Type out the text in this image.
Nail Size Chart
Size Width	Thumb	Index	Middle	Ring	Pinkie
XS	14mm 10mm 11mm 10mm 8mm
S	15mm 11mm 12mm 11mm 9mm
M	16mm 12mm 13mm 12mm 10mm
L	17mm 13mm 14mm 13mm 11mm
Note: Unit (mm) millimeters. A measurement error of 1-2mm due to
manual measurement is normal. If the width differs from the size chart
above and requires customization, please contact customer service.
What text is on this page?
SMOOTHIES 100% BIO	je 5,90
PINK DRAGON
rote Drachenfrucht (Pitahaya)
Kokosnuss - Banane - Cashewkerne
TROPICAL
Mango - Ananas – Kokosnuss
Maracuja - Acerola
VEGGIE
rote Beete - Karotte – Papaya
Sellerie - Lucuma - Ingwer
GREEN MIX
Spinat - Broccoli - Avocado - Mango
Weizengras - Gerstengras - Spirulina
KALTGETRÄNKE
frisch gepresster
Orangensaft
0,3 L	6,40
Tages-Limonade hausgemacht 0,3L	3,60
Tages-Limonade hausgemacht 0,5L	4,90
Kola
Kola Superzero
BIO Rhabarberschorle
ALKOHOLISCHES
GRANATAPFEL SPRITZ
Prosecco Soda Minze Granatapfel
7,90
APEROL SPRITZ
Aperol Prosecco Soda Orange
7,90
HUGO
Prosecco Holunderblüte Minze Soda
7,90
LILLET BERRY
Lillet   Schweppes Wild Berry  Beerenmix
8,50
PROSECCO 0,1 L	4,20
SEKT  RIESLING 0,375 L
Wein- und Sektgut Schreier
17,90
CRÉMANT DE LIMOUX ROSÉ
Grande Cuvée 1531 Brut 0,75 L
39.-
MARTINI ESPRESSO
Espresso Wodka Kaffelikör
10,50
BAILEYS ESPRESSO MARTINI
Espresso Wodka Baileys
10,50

_Task description_. Above are the records. Copy every line in them holding "measurement".

_Reply_.
Note: Unit (mm) millimeters. A measurement error of 1-2mm due to
manual measurement is normal. If the width differs from the size chart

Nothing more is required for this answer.